▶

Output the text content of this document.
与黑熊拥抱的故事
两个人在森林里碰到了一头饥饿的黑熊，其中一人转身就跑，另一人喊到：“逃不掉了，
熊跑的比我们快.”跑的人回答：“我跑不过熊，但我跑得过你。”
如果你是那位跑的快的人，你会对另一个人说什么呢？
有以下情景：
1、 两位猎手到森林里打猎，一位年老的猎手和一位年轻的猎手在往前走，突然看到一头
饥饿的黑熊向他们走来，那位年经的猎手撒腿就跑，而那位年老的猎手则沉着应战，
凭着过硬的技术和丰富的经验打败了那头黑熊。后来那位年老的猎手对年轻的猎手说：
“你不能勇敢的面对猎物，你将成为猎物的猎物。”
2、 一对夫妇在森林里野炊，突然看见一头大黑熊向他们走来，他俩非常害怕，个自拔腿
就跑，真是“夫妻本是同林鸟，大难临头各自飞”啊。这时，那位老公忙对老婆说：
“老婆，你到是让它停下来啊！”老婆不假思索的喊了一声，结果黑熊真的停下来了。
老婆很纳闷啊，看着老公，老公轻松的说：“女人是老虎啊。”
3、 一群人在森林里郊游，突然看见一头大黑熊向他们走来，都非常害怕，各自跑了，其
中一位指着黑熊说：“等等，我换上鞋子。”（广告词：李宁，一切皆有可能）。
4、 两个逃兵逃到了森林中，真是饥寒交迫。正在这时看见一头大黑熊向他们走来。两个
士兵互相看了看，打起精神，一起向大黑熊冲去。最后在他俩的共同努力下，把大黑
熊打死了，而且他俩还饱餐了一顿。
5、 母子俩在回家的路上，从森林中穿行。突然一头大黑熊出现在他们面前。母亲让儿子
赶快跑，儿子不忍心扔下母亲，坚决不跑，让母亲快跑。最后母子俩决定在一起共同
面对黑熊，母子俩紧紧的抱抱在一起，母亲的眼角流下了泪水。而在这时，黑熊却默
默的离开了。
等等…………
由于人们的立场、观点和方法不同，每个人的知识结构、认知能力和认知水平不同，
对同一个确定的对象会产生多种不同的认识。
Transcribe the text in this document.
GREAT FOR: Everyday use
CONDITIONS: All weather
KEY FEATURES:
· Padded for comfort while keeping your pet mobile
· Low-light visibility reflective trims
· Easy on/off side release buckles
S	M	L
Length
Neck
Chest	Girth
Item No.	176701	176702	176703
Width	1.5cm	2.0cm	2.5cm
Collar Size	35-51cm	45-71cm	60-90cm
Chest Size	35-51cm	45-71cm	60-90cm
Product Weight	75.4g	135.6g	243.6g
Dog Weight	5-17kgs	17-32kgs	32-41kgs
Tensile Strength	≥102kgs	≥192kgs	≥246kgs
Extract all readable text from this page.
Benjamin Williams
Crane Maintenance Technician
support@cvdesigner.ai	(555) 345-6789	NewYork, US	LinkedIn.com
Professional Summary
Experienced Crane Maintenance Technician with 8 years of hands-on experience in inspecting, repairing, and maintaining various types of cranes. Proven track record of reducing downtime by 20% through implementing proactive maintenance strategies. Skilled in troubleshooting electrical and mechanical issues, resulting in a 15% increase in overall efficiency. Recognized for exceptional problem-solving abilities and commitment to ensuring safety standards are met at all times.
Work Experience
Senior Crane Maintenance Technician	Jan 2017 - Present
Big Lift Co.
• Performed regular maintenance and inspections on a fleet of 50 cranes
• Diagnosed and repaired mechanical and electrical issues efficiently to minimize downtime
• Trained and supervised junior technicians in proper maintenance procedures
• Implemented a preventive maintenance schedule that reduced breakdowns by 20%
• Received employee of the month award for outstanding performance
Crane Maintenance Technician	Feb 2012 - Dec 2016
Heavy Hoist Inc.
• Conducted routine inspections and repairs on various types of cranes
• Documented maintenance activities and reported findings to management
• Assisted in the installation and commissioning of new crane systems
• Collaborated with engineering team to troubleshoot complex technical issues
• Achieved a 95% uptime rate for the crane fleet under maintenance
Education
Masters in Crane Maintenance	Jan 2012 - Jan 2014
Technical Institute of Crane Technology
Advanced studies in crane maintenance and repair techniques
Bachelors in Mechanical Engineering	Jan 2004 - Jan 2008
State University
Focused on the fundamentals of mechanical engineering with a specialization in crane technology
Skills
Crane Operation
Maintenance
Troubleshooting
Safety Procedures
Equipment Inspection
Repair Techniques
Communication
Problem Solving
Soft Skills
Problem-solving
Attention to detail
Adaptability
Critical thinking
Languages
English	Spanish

◀

> [AIM OF THE TASK]:
Locate the lines above that contain "inspections" and copy them.

> [RESPONSE FOR THIS EXERCISE]:
• Performed regular maintenance and inspections on a fleet of 50 cranes
• Conducted routine inspections and repairs on various types of cranes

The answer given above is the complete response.